--- Data in this exercise ---

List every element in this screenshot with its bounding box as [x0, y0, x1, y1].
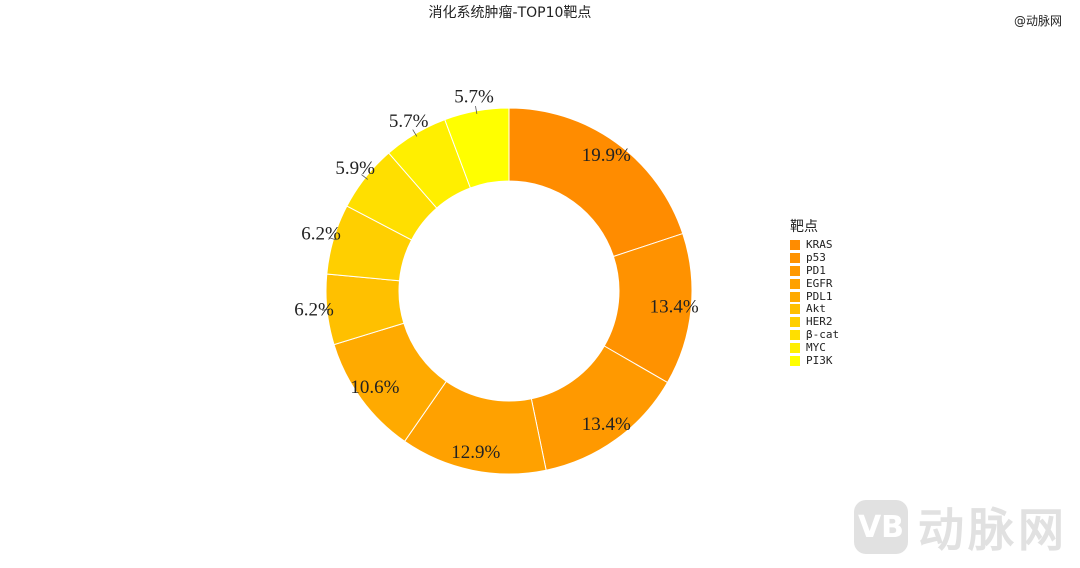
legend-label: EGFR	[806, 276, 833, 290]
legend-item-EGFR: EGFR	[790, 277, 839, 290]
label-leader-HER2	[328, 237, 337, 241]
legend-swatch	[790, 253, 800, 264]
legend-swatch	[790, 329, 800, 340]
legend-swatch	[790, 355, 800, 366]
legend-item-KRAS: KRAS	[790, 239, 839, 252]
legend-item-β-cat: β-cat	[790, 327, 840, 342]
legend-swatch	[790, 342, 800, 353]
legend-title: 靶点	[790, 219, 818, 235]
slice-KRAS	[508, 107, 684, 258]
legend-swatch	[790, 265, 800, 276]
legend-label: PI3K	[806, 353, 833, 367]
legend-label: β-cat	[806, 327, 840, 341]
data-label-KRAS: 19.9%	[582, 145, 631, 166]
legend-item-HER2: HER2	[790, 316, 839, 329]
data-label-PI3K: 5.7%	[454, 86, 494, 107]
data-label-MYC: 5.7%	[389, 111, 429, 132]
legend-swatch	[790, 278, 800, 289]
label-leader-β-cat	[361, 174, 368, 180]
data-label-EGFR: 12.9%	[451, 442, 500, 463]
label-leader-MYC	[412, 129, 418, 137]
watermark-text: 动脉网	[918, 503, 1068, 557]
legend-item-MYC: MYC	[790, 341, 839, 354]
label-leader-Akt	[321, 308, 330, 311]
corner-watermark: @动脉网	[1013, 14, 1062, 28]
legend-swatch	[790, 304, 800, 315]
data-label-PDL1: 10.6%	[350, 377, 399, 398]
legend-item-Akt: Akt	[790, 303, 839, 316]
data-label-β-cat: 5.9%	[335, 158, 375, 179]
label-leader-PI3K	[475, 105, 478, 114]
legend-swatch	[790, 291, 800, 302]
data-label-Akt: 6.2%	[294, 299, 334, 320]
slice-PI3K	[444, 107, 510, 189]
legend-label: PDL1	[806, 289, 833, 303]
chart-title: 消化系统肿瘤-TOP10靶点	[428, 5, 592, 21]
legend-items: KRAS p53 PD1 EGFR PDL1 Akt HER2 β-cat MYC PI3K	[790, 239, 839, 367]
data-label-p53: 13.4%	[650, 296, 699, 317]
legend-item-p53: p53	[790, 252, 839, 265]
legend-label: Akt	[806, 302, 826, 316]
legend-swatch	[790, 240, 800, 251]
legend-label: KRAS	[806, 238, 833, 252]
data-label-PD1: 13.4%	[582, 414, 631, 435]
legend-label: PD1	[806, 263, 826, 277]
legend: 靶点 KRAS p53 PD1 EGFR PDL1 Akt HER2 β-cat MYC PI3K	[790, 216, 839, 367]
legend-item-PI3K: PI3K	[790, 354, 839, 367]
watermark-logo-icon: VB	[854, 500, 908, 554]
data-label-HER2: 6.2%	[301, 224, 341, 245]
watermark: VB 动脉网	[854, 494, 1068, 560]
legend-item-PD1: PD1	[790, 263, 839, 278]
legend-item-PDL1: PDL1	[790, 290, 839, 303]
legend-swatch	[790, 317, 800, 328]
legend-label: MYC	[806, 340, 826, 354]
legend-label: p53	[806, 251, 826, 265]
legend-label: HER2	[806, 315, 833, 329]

---
--- Data in this exercise ---

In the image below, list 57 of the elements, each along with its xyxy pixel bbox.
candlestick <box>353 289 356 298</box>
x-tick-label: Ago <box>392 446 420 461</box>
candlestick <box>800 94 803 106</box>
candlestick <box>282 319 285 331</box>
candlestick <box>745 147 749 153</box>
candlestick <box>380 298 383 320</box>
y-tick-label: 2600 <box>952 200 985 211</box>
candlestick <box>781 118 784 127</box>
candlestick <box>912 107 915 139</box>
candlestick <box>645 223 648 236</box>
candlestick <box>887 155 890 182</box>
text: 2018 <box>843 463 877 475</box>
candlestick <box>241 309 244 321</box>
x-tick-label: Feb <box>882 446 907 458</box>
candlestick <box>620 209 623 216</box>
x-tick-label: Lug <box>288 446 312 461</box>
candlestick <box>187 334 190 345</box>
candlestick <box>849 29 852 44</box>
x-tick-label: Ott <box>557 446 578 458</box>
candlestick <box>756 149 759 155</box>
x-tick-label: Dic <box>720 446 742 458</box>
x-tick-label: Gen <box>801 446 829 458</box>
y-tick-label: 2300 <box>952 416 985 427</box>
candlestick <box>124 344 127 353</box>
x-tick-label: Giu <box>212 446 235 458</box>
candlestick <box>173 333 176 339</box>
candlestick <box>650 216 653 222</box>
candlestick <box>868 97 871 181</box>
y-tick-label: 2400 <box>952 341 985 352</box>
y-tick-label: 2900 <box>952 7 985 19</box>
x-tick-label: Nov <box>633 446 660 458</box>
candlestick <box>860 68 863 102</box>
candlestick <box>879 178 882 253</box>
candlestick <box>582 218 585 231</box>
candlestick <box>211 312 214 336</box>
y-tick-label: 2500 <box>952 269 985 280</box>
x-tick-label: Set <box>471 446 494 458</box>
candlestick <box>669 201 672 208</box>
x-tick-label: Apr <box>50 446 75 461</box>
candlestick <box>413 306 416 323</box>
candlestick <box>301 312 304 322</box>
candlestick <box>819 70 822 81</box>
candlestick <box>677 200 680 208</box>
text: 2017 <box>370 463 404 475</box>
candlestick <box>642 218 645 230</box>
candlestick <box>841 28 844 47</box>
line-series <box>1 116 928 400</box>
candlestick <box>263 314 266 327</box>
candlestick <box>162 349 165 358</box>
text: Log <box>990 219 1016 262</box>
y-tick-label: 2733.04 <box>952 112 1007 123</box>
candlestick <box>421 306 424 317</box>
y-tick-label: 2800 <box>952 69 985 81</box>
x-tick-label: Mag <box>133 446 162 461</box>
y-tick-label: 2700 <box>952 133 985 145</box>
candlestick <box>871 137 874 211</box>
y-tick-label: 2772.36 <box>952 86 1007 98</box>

---
--- Data in this exercise ---

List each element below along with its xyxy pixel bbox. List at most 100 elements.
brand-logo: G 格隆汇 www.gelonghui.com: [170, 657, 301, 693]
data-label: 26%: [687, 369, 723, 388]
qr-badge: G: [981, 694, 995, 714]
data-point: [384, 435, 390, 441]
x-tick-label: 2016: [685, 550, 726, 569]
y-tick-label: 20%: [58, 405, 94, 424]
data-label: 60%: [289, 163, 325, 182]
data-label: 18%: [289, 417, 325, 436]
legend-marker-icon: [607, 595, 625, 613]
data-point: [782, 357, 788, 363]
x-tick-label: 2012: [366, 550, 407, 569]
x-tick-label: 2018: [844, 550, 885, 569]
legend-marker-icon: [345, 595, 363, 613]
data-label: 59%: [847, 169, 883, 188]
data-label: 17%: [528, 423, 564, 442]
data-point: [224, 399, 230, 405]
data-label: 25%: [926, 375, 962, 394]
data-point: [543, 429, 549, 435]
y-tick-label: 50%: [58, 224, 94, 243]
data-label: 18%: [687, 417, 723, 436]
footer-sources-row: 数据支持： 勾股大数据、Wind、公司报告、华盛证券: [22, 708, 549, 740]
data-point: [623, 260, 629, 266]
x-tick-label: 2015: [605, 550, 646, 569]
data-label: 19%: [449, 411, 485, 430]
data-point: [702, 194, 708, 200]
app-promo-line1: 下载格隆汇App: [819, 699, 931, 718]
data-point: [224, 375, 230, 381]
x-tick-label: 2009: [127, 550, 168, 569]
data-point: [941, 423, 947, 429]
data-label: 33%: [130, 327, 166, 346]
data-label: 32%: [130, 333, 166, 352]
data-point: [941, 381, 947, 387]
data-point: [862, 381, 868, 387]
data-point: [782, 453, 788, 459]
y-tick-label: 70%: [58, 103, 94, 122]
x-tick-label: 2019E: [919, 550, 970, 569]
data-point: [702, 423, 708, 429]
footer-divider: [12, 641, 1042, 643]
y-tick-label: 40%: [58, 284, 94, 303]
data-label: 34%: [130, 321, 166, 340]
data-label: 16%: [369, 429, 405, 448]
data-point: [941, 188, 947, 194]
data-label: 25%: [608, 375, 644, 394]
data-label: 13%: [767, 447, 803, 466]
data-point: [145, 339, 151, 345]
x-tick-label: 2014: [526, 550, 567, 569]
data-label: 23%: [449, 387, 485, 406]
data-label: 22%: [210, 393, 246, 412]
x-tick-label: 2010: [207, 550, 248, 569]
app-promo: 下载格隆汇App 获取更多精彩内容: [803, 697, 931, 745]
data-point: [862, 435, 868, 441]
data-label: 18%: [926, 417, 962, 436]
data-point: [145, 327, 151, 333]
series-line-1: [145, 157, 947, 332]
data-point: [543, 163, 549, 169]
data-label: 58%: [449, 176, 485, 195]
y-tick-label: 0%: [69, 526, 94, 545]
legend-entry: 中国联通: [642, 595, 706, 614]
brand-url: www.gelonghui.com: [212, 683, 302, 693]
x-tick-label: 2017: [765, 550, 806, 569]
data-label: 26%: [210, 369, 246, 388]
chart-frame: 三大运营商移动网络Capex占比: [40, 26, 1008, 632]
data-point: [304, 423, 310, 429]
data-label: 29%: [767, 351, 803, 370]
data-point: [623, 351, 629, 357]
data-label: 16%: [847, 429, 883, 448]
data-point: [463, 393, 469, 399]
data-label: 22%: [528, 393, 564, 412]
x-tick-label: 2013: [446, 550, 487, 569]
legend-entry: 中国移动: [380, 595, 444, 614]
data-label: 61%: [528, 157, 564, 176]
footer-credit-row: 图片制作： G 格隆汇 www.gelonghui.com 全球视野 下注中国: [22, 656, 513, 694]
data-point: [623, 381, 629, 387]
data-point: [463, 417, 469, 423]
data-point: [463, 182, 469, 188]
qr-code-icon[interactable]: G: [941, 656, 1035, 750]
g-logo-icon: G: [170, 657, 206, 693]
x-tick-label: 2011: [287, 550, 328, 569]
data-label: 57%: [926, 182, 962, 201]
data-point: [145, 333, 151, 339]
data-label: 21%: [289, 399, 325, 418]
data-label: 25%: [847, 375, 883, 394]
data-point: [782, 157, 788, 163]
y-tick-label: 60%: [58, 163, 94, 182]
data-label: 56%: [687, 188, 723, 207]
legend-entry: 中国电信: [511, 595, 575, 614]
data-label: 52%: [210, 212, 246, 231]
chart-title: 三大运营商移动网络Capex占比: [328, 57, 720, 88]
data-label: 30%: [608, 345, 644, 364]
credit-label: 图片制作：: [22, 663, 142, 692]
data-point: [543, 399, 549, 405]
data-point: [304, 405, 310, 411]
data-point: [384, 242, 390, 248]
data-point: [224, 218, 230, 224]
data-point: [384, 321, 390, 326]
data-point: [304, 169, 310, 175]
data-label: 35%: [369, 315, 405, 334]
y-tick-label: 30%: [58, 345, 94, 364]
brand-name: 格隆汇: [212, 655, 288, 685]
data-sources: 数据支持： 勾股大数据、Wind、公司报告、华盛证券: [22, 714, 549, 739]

---

Brief:
Write out, character for character, the lines from the line with "276, 833, 290]" to the line with "263, 826, 277]", including both of those lines.

Solution to this problem:
legend-label: EGFR	[806, 276, 833, 290]
legend-item-EGFR: EGFR	[790, 277, 839, 290]
label-leader-HER2	[328, 237, 337, 241]
legend-swatch	[790, 253, 800, 264]
legend-swatch	[790, 329, 800, 340]
legend-swatch	[790, 355, 800, 366]
legend-item-KRAS: KRAS	[790, 239, 839, 252]
legend-item-β-cat: β-cat	[790, 327, 840, 342]
legend-swatch	[790, 342, 800, 353]
legend-title: 靶点	[790, 219, 818, 235]
slice-KRAS	[508, 107, 684, 258]
legend-swatch	[790, 265, 800, 276]
legend-label: PI3K	[806, 353, 833, 367]
legend-label: β-cat	[806, 327, 840, 341]
data-label-KRAS: 19.9%	[582, 145, 631, 166]
legend-item-HER2: HER2	[790, 316, 839, 329]
data-label-PI3K: 5.7%	[454, 86, 494, 107]
data-label-MYC: 5.7%	[389, 111, 429, 132]
legend-swatch	[790, 278, 800, 289]
label-leader-β-cat	[361, 174, 368, 180]
data-label-EGFR: 12.9%	[451, 442, 500, 463]
label-leader-MYC	[412, 129, 418, 137]
watermark-text: 动脉网	[918, 503, 1068, 557]
legend-item-MYC: MYC	[790, 341, 839, 354]
label-leader-Akt	[321, 308, 330, 311]
corner-watermark: @动脉网	[1013, 14, 1062, 28]
legend-swatch	[790, 304, 800, 315]
data-label-PDL1: 10.6%	[350, 377, 399, 398]
legend-item-Akt: Akt	[790, 303, 839, 316]
data-label-β-cat: 5.9%	[335, 158, 375, 179]
label-leader-PI3K	[475, 105, 478, 114]
legend-swatch	[790, 291, 800, 302]
data-label-Akt: 6.2%	[294, 299, 334, 320]
slice-PI3K	[444, 107, 510, 189]
legend-label: PDL1	[806, 289, 833, 303]
chart-title: 消化系统肿瘤-TOP10靶点	[428, 5, 592, 21]
legend-items: KRAS p53 PD1 EGFR PDL1 Akt HER2 β-cat MYC PI3K	[790, 239, 839, 367]
data-label-p53: 13.4%	[650, 296, 699, 317]
legend-item-p53: p53	[790, 252, 839, 265]
legend-label: Akt	[806, 302, 826, 316]
legend-swatch	[790, 240, 800, 251]
legend-label: KRAS	[806, 238, 833, 252]
data-label-PD1: 13.4%	[582, 414, 631, 435]
legend-label: PD1	[806, 263, 826, 277]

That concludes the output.